What the task requires.
Output the full material exactly as it appears here.

>> Start Dataset entries

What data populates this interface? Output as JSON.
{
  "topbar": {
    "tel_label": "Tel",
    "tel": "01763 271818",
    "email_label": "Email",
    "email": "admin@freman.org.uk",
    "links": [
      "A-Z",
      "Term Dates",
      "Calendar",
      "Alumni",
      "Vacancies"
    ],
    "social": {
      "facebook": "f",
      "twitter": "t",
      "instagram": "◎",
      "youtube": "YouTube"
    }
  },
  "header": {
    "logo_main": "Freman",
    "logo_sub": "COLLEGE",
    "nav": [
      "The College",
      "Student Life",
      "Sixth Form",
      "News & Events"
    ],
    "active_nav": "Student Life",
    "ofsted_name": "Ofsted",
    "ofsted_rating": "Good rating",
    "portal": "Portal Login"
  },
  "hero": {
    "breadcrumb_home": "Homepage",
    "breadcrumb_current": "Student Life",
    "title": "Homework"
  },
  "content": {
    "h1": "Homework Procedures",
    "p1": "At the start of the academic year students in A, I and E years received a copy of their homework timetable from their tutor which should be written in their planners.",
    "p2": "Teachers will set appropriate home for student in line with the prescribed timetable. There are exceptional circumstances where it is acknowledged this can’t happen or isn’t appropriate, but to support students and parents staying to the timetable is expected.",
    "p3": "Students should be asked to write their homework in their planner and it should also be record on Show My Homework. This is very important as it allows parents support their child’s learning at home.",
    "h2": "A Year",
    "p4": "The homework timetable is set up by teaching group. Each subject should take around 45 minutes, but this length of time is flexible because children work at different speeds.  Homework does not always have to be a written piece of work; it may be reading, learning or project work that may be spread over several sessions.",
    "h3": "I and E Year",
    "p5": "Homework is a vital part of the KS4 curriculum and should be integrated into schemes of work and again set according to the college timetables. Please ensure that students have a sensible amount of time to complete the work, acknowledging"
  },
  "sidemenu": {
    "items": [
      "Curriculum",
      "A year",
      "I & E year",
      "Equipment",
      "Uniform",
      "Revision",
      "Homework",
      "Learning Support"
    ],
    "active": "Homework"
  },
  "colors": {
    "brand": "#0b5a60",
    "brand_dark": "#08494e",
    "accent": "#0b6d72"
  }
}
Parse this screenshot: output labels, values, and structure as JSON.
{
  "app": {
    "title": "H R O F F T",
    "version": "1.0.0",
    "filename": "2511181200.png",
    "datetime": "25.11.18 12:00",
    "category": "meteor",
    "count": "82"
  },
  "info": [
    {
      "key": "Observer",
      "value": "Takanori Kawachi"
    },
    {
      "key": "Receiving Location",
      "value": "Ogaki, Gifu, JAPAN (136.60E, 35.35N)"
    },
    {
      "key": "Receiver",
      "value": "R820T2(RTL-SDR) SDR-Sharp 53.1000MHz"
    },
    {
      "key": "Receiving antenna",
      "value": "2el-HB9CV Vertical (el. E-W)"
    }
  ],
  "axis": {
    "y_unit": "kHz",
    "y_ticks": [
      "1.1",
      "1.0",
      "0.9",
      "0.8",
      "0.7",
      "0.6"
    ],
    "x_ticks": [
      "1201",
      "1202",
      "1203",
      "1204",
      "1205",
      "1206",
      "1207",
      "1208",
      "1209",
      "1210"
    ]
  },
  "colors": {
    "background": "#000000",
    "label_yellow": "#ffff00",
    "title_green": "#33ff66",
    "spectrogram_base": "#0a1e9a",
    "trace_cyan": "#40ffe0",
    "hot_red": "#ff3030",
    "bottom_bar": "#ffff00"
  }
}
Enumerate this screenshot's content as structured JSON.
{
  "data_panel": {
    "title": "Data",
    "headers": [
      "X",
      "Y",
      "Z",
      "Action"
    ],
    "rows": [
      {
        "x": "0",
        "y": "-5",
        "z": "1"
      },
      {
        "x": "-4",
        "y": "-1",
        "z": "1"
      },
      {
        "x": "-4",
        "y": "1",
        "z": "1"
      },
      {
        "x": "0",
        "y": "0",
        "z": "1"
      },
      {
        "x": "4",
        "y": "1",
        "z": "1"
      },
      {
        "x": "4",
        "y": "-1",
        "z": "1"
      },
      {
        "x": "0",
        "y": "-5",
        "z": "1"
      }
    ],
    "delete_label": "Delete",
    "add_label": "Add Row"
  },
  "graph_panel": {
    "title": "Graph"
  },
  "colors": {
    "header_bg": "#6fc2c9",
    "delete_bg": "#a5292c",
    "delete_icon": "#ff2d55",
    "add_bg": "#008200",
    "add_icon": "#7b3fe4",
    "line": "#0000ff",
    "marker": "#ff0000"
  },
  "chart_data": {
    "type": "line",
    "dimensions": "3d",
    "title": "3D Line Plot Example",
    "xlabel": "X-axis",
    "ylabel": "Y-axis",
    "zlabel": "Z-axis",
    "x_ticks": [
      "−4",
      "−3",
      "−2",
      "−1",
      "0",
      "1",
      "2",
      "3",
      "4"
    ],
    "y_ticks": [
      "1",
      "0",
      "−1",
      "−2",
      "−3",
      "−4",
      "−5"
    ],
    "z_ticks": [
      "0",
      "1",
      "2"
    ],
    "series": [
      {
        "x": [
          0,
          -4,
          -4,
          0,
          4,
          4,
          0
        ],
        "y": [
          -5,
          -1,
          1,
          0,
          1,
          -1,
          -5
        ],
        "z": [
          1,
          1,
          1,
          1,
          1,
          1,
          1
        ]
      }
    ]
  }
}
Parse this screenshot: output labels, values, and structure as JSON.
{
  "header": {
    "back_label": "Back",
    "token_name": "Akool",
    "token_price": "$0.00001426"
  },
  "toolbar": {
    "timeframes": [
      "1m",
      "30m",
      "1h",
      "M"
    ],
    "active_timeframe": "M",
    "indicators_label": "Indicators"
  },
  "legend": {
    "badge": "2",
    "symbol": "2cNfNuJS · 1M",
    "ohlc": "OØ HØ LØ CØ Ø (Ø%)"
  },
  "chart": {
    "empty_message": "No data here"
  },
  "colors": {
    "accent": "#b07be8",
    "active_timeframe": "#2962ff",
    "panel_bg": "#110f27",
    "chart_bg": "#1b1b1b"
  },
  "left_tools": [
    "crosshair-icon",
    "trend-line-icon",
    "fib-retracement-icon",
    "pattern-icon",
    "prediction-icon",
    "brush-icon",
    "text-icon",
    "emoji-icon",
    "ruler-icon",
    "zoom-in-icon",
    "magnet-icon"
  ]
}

>> End Dataset entries

Complete response.
What data populates this interface? Output as JSON.
{
  "topbar": {
    "tel_label": "Tel",
    "tel": "01763 271818",
    "email_label": "Email",
    "email": "admin@freman.org.uk",
    "links": [
      "A-Z",
      "Term Dates",
      "Calendar",
      "Alumni",
      "Vacancies"
    ],
    "social": {
      "facebook": "f",
      "twitter": "t",
      "instagram": "◎",
      "youtube": "YouTube"
    }
  },
  "header": {
    "logo_main": "Freman",
    "logo_sub": "COLLEGE",
    "nav": [
      "The College",
      "Student Life",
      "Sixth Form",
      "News & Events"
    ],
    "active_nav": "Student Life",
    "ofsted_name": "Ofsted",
    "ofsted_rating": "Good rating",
    "portal": "Portal Login"
  },
  "hero": {
    "breadcrumb_home": "Homepage",
    "breadcrumb_current": "Student Life",
    "title": "Homework"
  },
  "content": {
    "h1": "Homework Procedures",
    "p1": "At the start of the academic year students in A, I and E years received a copy of their homework timetable from their tutor which should be written in their planners.",
    "p2": "Teachers will set appropriate home for student in line with the prescribed timetable. There are exceptional circumstances where it is acknowledged this can’t happen or isn’t appropriate, but to support students and parents staying to the timetable is expected.",
    "p3": "Students should be asked to write their homework in their planner and it should also be record on Show My Homework. This is very important as it allows parents support their child’s learning at home.",
    "h2": "A Year",
    "p4": "The homework timetable is set up by teaching group. Each subject should take around 45 minutes, but this length of time is flexible because children work at different speeds.  Homework does not always have to be a written piece of work; it may be reading, learning or project work that may be spread over several sessions.",
    "h3": "I and E Year",
    "p5": "Homework is a vital part of the KS4 curriculum and should be integrated into schemes of work and again set according to the college timetables. Please ensure that students have a sensible amount of time to complete the work, acknowledging"
  },
  "sidemenu": {
    "items": [
      "Curriculum",
      "A year",
      "I & E year",
      "Equipment",
      "Uniform",
      "Revision",
      "Homework",
      "Learning Support"
    ],
    "active": "Homework"
  },
  "colors": {
    "brand": "#0b5a60",
    "brand_dark": "#08494e",
    "accent": "#0b6d72"
  }
}
Parse this screenshot: output labels, values, and structure as JSON.
{
  "app": {
    "title": "H R O F F T",
    "version": "1.0.0",
    "filename": "2511181200.png",
    "datetime": "25.11.18 12:00",
    "category": "meteor",
    "count": "82"
  },
  "info": [
    {
      "key": "Observer",
      "value": "Takanori Kawachi"
    },
    {
      "key": "Receiving Location",
      "value": "Ogaki, Gifu, JAPAN (136.60E, 35.35N)"
    },
    {
      "key": "Receiver",
      "value": "R820T2(RTL-SDR) SDR-Sharp 53.1000MHz"
    },
    {
      "key": "Receiving antenna",
      "value": "2el-HB9CV Vertical (el. E-W)"
    }
  ],
  "axis": {
    "y_unit": "kHz",
    "y_ticks": [
      "1.1",
      "1.0",
      "0.9",
      "0.8",
      "0.7",
      "0.6"
    ],
    "x_ticks": [
      "1201",
      "1202",
      "1203",
      "1204",
      "1205",
      "1206",
      "1207",
      "1208",
      "1209",
      "1210"
    ]
  },
  "colors": {
    "background": "#000000",
    "label_yellow": "#ffff00",
    "title_green": "#33ff66",
    "spectrogram_base": "#0a1e9a",
    "trace_cyan": "#40ffe0",
    "hot_red": "#ff3030",
    "bottom_bar": "#ffff00"
  }
}
Enumerate this screenshot's content as structured JSON.
{
  "data_panel": {
    "title": "Data",
    "headers": [
      "X",
      "Y",
      "Z",
      "Action"
    ],
    "rows": [
      {
        "x": "0",
        "y": "-5",
        "z": "1"
      },
      {
        "x": "-4",
        "y": "-1",
        "z": "1"
      },
      {
        "x": "-4",
        "y": "1",
        "z": "1"
      },
      {
        "x": "0",
        "y": "0",
        "z": "1"
      },
      {
        "x": "4",
        "y": "1",
        "z": "1"
      },
      {
        "x": "4",
        "y": "-1",
        "z": "1"
      },
      {
        "x": "0",
        "y": "-5",
        "z": "1"
      }
    ],
    "delete_label": "Delete",
    "add_label": "Add Row"
  },
  "graph_panel": {
    "title": "Graph"
  },
  "colors": {
    "header_bg": "#6fc2c9",
    "delete_bg": "#a5292c",
    "delete_icon": "#ff2d55",
    "add_bg": "#008200",
    "add_icon": "#7b3fe4",
    "line": "#0000ff",
    "marker": "#ff0000"
  },
  "chart_data": {
    "type": "line",
    "dimensions": "3d",
    "title": "3D Line Plot Example",
    "xlabel": "X-axis",
    "ylabel": "Y-axis",
    "zlabel": "Z-axis",
    "x_ticks": [
      "−4",
      "−3",
      "−2",
      "−1",
      "0",
      "1",
      "2",
      "3",
      "4"
    ],
    "y_ticks": [
      "1",
      "0",
      "−1",
      "−2",
      "−3",
      "−4",
      "−5"
    ],
    "z_ticks": [
      "0",
      "1",
      "2"
    ],
    "series": [
      {
        "x": [
          0,
          -4,
          -4,
          0,
          4,
          4,
          0
        ],
        "y": [
          -5,
          -1,
          1,
          0,
          1,
          -1,
          -5
        ],
        "z": [
          1,
          1,
          1,
          1,
          1,
          1,
          1
        ]
      }
    ]
  }
}
Parse this screenshot: output labels, values, and structure as JSON.
{
  "header": {
    "back_label": "Back",
    "token_name": "Akool",
    "token_price": "$0.00001426"
  },
  "toolbar": {
    "timeframes": [
      "1m",
      "30m",
      "1h",
      "M"
    ],
    "active_timeframe": "M",
    "indicators_label": "Indicators"
  },
  "legend": {
    "badge": "2",
    "symbol": "2cNfNuJS · 1M",
    "ohlc": "OØ HØ LØ CØ Ø (Ø%)"
  },
  "chart": {
    "empty_message": "No data here"
  },
  "colors": {
    "accent": "#b07be8",
    "active_timeframe": "#2962ff",
    "panel_bg": "#110f27",
    "chart_bg": "#1b1b1b"
  },
  "left_tools": [
    "crosshair-icon",
    "trend-line-icon",
    "fib-retracement-icon",
    "pattern-icon",
    "prediction-icon",
    "brush-icon",
    "text-icon",
    "emoji-icon",
    "ruler-icon",
    "zoom-in-icon",
    "magnet-icon"
  ]
}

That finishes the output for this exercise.